RECORD EXCERPTS:
---
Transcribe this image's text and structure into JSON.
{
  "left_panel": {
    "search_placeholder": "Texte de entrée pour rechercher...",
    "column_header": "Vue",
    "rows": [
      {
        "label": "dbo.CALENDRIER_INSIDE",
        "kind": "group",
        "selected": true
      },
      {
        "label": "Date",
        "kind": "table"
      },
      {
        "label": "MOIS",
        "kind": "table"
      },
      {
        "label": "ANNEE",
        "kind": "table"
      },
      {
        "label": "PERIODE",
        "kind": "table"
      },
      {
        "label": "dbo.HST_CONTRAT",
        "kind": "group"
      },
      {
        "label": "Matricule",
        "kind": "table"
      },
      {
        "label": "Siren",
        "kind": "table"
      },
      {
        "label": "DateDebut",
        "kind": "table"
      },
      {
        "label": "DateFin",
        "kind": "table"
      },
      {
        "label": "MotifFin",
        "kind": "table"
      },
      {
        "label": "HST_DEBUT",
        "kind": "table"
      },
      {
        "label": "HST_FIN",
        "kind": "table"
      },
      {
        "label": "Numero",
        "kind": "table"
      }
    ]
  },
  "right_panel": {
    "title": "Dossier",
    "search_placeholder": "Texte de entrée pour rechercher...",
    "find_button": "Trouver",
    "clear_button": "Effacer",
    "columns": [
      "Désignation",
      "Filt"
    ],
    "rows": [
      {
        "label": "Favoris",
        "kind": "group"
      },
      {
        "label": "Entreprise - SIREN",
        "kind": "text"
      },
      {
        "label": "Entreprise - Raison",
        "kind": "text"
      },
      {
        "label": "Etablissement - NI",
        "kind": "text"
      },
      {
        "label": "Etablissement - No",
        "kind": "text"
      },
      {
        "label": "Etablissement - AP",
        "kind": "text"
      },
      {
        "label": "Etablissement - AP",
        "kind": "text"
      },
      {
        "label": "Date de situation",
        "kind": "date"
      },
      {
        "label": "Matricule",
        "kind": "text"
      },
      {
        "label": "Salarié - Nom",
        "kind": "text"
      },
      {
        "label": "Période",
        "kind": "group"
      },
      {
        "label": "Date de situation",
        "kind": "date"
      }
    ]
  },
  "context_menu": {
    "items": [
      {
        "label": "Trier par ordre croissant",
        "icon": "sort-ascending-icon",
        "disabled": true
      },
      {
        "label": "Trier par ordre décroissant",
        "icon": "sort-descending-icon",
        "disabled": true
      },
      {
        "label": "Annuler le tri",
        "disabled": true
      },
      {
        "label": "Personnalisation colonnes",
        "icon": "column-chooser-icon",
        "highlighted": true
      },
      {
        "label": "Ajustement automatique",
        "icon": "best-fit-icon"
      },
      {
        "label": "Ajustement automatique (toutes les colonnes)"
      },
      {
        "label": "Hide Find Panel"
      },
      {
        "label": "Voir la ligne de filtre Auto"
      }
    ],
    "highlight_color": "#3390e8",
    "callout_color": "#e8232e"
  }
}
---
WHAT IS NEEDED:
Make an exact copy of every entry.

COMPLETE OUTPUT:
Transcribe this image's text and structure into JSON.
{
  "left_panel": {
    "search_placeholder": "Texte de entrée pour rechercher...",
    "column_header": "Vue",
    "rows": [
      {
        "label": "dbo.CALENDRIER_INSIDE",
        "kind": "group",
        "selected": true
      },
      {
        "label": "Date",
        "kind": "table"
      },
      {
        "label": "MOIS",
        "kind": "table"
      },
      {
        "label": "ANNEE",
        "kind": "table"
      },
      {
        "label": "PERIODE",
        "kind": "table"
      },
      {
        "label": "dbo.HST_CONTRAT",
        "kind": "group"
      },
      {
        "label": "Matricule",
        "kind": "table"
      },
      {
        "label": "Siren",
        "kind": "table"
      },
      {
        "label": "DateDebut",
        "kind": "table"
      },
      {
        "label": "DateFin",
        "kind": "table"
      },
      {
        "label": "MotifFin",
        "kind": "table"
      },
      {
        "label": "HST_DEBUT",
        "kind": "table"
      },
      {
        "label": "HST_FIN",
        "kind": "table"
      },
      {
        "label": "Numero",
        "kind": "table"
      }
    ]
  },
  "right_panel": {
    "title": "Dossier",
    "search_placeholder": "Texte de entrée pour rechercher...",
    "find_button": "Trouver",
    "clear_button": "Effacer",
    "columns": [
      "Désignation",
      "Filt"
    ],
    "rows": [
      {
        "label": "Favoris",
        "kind": "group"
      },
      {
        "label": "Entreprise - SIREN",
        "kind": "text"
      },
      {
        "label": "Entreprise - Raison",
        "kind": "text"
      },
      {
        "label": "Etablissement - NI",
        "kind": "text"
      },
      {
        "label": "Etablissement - No",
        "kind": "text"
      },
      {
        "label": "Etablissement - AP",
        "kind": "text"
      },
      {
        "label": "Etablissement - AP",
        "kind": "text"
      },
      {
        "label": "Date de situation",
        "kind": "date"
      },
      {
        "label": "Matricule",
        "kind": "text"
      },
      {
        "label": "Salarié - Nom",
        "kind": "text"
      },
      {
        "label": "Période",
        "kind": "group"
      },
      {
        "label": "Date de situation",
        "kind": "date"
      }
    ]
  },
  "context_menu": {
    "items": [
      {
        "label": "Trier par ordre croissant",
        "icon": "sort-ascending-icon",
        "disabled": true
      },
      {
        "label": "Trier par ordre décroissant",
        "icon": "sort-descending-icon",
        "disabled": true
      },
      {
        "label": "Annuler le tri",
        "disabled": true
      },
      {
        "label": "Personnalisation colonnes",
        "icon": "column-chooser-icon",
        "highlighted": true
      },
      {
        "label": "Ajustement automatique",
        "icon": "best-fit-icon"
      },
      {
        "label": "Ajustement automatique (toutes les colonnes)"
      },
      {
        "label": "Hide Find Panel"
      },
      {
        "label": "Voir la ligne de filtre Auto"
      }
    ],
    "highlight_color": "#3390e8",
    "callout_color": "#e8232e"
  }
}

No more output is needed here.